- **What you will do**
Work out how many lines in the listing below include the word "ἀλληλουχίᾳ"; answer with the number alone.

- **Provided records**
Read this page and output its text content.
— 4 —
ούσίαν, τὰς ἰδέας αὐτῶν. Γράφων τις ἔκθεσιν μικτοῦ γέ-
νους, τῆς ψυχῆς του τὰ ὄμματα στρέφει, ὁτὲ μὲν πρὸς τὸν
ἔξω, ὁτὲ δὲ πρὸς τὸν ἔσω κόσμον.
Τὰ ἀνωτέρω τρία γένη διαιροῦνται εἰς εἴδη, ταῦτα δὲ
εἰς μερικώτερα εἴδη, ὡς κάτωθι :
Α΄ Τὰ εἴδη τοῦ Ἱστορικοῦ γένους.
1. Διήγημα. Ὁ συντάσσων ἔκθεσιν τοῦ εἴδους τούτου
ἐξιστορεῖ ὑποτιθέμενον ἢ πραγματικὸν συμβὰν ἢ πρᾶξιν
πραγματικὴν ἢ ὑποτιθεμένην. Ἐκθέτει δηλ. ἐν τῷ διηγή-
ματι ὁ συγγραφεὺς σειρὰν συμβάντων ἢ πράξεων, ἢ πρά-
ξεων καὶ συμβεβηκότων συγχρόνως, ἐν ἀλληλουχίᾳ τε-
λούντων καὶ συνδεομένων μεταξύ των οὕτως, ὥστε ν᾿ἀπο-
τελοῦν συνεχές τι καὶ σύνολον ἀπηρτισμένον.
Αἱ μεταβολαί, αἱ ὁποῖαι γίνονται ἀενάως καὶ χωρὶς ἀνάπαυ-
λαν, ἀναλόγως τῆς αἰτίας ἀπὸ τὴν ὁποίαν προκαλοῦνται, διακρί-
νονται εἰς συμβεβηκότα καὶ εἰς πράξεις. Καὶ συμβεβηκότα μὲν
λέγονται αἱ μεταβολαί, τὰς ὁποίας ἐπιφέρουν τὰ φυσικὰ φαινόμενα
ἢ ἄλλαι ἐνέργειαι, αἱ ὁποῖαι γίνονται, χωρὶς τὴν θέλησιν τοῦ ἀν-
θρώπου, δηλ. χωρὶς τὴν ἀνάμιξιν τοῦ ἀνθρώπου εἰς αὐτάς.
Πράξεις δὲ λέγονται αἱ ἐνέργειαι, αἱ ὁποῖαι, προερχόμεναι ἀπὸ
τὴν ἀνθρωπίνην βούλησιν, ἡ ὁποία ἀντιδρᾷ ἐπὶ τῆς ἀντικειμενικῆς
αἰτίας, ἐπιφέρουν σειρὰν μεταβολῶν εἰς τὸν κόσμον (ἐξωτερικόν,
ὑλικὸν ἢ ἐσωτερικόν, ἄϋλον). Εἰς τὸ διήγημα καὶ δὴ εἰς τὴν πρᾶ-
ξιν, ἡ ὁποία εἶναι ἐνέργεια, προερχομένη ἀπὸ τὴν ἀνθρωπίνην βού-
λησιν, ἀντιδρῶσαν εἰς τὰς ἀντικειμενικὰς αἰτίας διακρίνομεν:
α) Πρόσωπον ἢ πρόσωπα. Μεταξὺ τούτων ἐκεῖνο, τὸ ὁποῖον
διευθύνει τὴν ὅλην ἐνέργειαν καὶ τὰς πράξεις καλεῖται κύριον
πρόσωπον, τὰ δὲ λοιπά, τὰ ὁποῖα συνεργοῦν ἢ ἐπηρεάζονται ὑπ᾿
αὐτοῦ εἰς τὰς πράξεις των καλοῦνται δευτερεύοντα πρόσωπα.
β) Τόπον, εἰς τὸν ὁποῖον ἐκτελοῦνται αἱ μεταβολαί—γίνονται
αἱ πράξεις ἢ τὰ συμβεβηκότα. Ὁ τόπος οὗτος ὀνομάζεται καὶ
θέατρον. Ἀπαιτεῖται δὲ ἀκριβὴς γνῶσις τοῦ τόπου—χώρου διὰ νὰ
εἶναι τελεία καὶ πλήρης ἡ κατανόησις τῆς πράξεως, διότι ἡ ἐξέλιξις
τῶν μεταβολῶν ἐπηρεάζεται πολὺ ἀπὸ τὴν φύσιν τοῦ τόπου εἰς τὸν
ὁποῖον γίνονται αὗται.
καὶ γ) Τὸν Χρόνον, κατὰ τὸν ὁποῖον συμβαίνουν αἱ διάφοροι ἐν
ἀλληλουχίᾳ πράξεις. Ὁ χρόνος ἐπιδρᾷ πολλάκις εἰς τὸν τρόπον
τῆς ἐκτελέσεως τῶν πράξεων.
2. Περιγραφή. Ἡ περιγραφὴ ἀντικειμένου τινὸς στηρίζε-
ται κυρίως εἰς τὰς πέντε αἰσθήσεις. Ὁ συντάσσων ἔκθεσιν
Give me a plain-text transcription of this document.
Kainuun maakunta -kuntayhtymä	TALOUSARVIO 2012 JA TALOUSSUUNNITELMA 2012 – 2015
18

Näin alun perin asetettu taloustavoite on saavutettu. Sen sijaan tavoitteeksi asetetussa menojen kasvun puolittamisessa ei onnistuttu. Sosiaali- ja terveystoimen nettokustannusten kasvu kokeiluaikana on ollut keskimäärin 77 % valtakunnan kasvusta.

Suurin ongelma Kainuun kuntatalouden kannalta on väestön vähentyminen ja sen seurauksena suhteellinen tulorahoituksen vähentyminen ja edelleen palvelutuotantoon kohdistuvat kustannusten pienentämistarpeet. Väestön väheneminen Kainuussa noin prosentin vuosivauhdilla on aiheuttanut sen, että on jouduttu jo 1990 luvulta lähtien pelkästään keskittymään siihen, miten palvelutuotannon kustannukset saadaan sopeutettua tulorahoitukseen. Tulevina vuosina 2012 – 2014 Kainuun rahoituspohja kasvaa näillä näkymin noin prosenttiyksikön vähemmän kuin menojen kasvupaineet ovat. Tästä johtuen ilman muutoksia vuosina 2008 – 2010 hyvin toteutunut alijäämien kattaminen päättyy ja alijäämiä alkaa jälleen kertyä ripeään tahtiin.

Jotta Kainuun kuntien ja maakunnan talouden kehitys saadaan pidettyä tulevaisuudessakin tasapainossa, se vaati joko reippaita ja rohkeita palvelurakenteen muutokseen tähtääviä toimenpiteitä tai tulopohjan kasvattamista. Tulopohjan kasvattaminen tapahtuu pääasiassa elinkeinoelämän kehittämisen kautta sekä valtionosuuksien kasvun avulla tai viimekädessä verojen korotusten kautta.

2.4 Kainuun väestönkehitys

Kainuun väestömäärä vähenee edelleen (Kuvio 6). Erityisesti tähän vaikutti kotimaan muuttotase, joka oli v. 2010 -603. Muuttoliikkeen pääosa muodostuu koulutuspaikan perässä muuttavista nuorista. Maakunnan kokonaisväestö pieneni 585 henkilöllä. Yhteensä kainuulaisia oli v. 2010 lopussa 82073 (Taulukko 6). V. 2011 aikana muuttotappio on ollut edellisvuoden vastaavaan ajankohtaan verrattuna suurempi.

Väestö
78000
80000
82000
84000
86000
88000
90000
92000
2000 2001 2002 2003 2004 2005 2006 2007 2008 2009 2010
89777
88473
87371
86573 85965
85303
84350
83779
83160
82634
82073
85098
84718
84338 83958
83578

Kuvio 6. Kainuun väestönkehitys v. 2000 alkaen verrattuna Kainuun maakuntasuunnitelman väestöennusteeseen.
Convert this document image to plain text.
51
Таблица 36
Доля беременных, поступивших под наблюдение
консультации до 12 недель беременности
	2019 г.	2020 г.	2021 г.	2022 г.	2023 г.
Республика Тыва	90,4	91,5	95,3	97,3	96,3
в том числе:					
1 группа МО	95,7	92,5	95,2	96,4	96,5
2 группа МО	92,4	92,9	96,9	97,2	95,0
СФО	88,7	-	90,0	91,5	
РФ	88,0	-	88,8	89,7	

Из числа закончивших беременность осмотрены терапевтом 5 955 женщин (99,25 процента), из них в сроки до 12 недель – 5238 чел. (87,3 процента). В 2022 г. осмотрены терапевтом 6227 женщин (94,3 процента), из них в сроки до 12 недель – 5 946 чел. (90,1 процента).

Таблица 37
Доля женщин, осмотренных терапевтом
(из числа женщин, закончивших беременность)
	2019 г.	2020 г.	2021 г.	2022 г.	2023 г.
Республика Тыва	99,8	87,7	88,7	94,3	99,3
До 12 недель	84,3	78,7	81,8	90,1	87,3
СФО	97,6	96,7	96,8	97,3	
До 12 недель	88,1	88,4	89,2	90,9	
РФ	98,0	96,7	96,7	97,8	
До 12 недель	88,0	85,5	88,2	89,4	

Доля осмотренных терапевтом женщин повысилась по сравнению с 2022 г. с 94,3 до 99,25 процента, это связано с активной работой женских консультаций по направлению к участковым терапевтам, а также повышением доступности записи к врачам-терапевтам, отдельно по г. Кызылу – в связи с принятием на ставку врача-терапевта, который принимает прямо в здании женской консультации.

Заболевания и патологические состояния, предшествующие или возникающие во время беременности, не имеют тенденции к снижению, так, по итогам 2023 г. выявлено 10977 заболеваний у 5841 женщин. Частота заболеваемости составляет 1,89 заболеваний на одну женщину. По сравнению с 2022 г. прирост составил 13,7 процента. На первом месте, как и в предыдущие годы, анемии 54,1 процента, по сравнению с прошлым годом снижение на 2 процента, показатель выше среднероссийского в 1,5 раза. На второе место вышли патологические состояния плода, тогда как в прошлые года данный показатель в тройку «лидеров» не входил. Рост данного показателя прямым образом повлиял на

- **Written answer**
2